Problem details: Please copy out verbatim the entries below, starting with the line that contains "Localize each UI" and going on through the line that contains "omega-cell [695,68,708,291]", including both of those lines.

Entries provided:
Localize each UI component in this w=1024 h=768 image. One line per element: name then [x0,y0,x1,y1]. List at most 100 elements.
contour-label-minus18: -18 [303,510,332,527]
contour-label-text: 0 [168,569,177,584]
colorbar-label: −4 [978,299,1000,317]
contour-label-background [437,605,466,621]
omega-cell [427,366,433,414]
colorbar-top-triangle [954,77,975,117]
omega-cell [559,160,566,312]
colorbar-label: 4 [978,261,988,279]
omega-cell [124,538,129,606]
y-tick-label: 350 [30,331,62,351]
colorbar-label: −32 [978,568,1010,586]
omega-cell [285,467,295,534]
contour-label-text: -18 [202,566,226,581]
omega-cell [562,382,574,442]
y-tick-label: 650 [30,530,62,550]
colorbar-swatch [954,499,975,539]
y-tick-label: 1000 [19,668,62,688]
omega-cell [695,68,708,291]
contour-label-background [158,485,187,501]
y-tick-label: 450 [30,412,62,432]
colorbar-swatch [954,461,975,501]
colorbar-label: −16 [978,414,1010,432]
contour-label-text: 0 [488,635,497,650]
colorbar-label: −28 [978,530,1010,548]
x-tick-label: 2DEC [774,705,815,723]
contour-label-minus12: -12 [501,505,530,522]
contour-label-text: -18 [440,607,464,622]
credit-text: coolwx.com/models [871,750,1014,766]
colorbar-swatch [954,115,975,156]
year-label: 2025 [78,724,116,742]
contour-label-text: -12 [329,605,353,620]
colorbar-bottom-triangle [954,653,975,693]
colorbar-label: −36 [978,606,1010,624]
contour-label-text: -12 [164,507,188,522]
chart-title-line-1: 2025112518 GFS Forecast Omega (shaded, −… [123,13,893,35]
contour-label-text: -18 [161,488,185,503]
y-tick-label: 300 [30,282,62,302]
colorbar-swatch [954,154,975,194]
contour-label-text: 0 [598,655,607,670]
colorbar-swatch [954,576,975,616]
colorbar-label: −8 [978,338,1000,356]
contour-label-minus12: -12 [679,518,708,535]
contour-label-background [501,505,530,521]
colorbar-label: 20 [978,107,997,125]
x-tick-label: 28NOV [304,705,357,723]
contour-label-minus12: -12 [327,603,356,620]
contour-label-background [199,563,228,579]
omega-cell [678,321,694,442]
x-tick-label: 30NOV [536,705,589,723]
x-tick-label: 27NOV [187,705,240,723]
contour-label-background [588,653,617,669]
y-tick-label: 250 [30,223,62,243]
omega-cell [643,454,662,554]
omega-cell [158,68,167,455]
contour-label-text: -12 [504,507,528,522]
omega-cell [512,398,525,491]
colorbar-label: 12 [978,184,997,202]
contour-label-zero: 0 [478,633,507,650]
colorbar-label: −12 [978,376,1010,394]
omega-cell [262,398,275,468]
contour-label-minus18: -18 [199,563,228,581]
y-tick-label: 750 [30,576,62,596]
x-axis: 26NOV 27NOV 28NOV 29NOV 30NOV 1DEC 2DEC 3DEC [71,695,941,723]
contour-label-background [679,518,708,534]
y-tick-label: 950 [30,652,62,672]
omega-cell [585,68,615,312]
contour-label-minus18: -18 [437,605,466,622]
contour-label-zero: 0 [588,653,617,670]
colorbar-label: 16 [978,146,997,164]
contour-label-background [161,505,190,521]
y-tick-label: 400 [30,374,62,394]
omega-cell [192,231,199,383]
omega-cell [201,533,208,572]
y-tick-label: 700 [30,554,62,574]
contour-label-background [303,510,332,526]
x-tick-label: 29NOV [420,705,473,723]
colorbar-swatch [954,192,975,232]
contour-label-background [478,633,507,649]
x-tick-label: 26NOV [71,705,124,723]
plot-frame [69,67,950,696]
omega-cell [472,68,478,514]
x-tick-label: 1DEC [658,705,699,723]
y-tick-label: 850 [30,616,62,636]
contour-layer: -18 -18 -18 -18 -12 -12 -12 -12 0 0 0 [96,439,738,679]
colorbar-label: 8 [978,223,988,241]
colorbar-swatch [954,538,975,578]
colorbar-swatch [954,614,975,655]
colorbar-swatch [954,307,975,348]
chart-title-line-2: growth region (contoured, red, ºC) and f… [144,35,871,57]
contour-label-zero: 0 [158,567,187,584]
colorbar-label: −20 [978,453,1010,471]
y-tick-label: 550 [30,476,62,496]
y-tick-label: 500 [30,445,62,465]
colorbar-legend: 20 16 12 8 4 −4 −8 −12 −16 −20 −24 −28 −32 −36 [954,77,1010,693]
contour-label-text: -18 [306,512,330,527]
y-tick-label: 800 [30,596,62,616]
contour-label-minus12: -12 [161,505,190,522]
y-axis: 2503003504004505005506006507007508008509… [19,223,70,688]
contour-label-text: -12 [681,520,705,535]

--

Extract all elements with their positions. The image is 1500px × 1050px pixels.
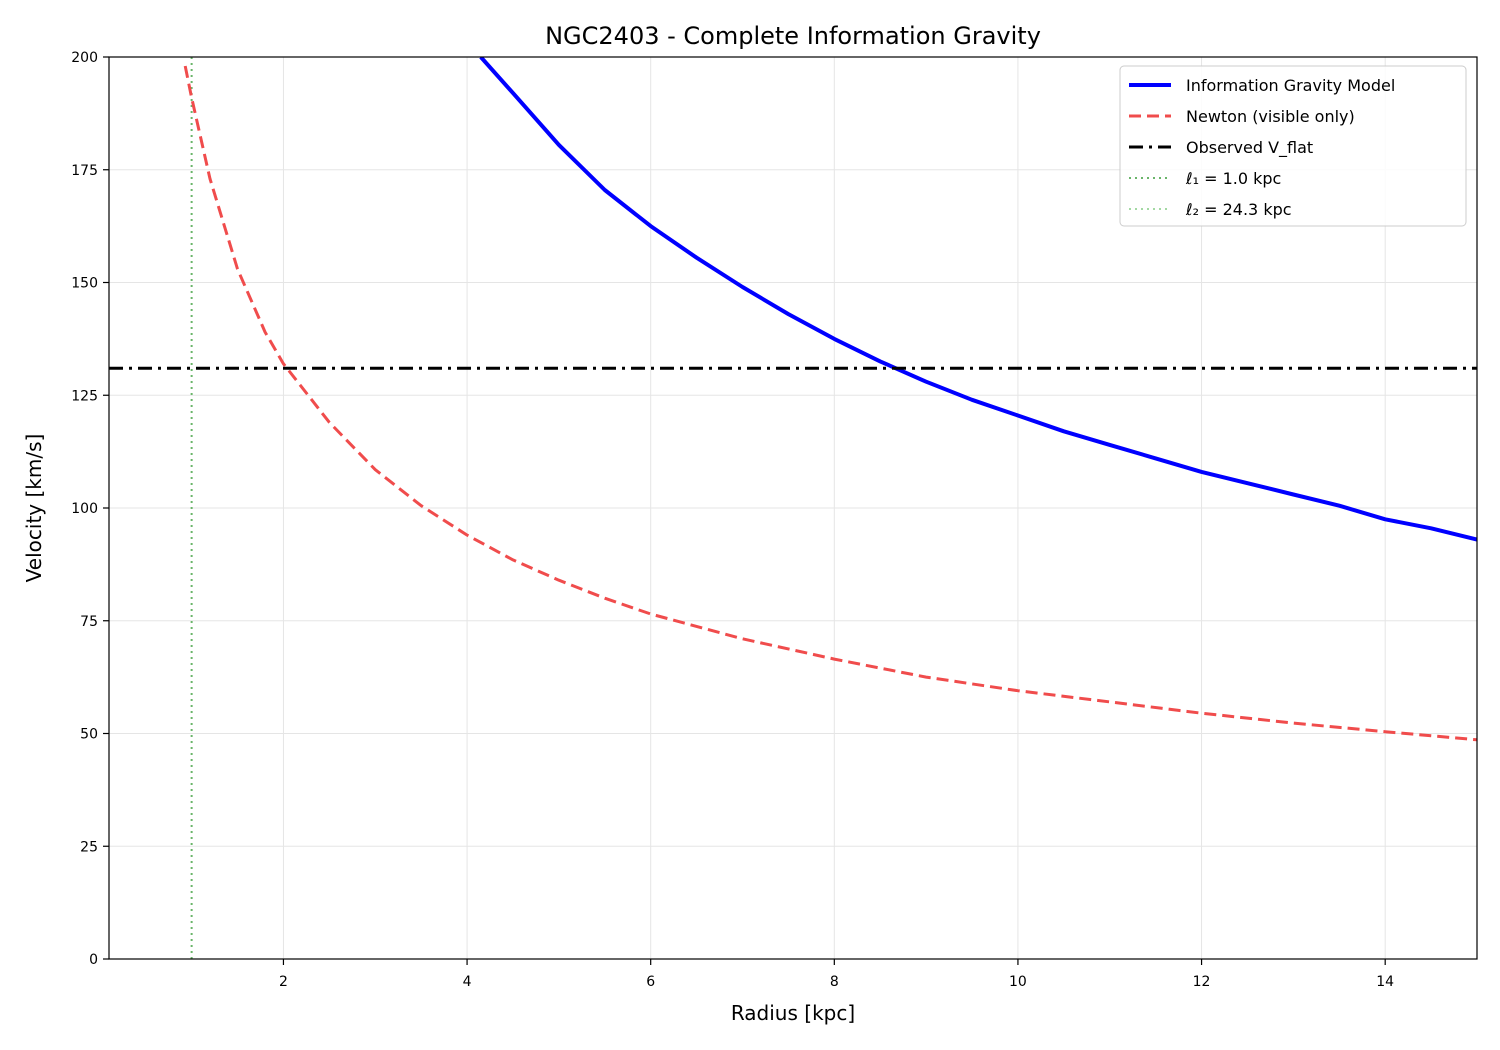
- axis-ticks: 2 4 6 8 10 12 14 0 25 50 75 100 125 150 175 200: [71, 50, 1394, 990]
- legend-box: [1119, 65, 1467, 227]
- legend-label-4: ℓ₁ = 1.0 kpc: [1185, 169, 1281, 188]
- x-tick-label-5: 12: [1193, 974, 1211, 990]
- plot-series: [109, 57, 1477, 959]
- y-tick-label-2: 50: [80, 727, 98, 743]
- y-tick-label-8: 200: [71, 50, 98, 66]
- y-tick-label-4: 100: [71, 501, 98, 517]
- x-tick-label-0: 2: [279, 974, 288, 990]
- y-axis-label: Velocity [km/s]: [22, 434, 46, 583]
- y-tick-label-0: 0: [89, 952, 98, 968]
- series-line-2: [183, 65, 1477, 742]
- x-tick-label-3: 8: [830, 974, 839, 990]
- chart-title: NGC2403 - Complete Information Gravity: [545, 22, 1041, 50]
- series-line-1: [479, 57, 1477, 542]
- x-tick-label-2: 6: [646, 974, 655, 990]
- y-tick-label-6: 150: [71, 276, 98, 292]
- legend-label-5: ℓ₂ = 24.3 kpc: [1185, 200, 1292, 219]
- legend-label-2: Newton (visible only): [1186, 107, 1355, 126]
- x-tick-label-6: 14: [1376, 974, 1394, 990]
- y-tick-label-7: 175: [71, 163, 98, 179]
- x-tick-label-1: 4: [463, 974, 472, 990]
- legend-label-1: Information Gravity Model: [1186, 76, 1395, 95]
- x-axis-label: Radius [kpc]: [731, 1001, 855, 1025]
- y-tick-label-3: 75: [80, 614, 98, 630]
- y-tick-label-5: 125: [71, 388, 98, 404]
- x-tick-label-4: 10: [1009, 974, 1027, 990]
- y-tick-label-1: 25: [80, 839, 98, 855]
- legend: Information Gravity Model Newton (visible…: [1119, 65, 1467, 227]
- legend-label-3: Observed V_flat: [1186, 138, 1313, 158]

--

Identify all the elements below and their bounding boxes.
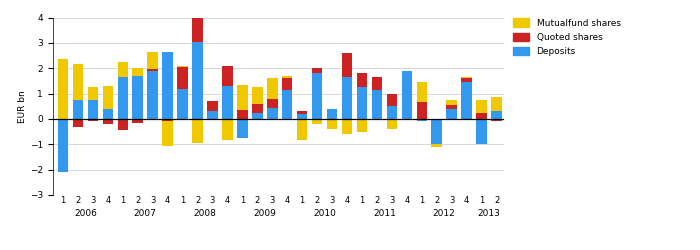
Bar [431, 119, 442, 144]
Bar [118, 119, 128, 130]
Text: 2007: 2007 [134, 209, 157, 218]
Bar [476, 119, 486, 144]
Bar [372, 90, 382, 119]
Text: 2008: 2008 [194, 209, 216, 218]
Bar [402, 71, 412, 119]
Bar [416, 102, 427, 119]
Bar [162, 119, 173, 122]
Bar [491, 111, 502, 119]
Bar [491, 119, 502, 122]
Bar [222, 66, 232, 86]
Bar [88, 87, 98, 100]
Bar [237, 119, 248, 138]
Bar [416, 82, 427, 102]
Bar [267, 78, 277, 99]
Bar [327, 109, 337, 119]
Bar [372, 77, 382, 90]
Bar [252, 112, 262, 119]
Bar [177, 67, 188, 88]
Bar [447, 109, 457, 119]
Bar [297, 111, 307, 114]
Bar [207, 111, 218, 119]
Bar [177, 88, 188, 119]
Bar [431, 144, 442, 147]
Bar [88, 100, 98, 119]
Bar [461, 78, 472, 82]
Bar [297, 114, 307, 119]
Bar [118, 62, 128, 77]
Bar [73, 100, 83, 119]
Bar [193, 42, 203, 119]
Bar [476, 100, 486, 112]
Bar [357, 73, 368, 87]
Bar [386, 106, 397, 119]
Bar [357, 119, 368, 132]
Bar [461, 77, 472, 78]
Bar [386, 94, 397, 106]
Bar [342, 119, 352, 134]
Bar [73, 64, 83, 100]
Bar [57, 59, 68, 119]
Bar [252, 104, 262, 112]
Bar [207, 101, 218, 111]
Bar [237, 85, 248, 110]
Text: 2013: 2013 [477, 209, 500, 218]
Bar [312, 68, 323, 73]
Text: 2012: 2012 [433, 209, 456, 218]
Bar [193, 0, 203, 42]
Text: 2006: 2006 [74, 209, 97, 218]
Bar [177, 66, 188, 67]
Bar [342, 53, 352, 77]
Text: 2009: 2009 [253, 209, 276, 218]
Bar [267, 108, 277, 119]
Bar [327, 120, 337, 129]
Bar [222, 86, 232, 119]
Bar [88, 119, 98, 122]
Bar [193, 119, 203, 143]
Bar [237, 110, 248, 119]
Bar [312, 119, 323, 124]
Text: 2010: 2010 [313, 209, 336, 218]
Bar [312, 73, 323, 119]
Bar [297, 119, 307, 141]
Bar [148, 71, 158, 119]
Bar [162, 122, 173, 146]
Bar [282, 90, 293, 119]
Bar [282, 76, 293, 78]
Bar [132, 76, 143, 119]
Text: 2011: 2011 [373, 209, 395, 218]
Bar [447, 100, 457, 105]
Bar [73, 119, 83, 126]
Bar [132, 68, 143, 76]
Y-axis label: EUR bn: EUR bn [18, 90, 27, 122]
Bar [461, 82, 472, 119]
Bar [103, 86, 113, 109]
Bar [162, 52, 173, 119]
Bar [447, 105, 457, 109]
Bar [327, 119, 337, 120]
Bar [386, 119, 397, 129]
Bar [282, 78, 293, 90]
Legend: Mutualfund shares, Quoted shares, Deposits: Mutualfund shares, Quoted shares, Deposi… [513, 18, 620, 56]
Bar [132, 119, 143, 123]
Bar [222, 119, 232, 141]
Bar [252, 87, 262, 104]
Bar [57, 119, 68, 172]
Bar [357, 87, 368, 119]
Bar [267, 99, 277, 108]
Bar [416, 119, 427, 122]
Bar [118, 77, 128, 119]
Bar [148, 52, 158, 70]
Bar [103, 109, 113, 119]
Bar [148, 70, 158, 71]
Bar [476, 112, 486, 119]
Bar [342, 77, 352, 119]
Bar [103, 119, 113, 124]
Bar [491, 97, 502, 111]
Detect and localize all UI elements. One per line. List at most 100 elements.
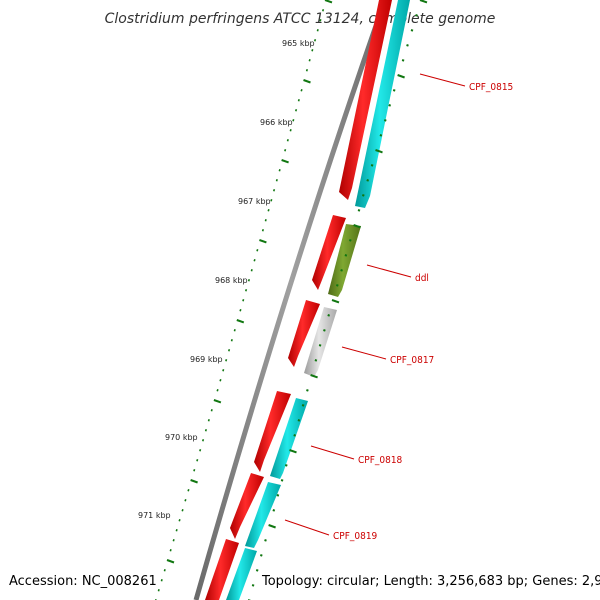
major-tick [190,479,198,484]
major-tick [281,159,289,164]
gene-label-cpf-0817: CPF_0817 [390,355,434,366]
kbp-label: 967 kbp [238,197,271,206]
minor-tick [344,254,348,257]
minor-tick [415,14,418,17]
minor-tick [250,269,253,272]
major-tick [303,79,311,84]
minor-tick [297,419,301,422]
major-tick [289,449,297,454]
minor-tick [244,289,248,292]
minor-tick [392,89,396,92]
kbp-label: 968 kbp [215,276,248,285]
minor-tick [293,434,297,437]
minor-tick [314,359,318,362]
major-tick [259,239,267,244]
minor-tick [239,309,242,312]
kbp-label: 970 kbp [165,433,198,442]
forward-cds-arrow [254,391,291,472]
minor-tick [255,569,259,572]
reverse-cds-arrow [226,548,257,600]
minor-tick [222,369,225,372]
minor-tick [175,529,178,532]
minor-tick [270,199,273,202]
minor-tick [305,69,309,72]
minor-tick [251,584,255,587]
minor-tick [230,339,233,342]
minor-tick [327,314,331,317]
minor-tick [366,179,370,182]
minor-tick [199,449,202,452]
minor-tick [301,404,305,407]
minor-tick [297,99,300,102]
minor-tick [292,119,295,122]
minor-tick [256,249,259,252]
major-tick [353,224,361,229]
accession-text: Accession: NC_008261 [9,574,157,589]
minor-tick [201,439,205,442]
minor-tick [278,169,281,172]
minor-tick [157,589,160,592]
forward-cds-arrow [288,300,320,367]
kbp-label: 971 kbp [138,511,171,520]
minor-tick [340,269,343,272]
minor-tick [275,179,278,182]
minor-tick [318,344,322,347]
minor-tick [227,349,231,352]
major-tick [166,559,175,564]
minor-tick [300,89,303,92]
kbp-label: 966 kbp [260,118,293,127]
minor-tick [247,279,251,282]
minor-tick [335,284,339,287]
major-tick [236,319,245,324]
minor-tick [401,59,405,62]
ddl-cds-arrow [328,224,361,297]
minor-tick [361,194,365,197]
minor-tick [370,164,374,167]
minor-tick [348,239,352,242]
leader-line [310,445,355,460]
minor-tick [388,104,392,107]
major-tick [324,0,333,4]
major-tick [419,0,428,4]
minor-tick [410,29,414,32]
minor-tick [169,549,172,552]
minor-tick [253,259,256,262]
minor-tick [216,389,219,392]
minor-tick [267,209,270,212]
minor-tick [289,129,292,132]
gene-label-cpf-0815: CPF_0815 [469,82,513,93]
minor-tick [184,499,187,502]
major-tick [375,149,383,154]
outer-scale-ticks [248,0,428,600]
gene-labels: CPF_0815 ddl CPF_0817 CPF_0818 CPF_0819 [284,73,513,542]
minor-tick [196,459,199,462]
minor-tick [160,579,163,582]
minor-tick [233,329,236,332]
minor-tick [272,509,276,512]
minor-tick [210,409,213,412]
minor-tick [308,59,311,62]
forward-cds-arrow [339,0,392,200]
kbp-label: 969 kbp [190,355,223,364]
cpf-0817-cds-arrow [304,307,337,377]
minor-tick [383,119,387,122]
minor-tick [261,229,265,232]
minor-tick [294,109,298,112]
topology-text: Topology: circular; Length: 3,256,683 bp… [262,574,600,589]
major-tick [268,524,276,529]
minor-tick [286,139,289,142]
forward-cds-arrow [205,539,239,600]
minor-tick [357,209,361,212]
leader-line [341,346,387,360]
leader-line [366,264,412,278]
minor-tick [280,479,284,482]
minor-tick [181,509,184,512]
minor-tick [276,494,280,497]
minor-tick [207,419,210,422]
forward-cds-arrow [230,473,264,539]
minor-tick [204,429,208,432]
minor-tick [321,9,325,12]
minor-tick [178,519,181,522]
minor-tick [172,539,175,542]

Output:
Localize each UI component in this w=1024 h=768 image. One line per element: name then [x0,y0,x1,y1]. List at most 100 elements.
contour-label-minus18: -18 [303,510,332,527]
contour-label-text: 0 [168,569,177,584]
colorbar-label: −4 [978,299,1000,317]
contour-label-background [437,605,466,621]
omega-cell [427,366,433,414]
colorbar-top-triangle [954,77,975,117]
omega-cell [559,160,566,312]
colorbar-label: 4 [978,261,988,279]
omega-cell [124,538,129,606]
y-tick-label: 350 [30,331,62,351]
colorbar-label: −32 [978,568,1010,586]
omega-cell [285,467,295,534]
contour-label-text: -18 [202,566,226,581]
omega-cell [562,382,574,442]
y-tick-label: 650 [30,530,62,550]
colorbar-swatch [954,499,975,539]
y-tick-label: 1000 [19,668,62,688]
omega-cell [695,68,708,291]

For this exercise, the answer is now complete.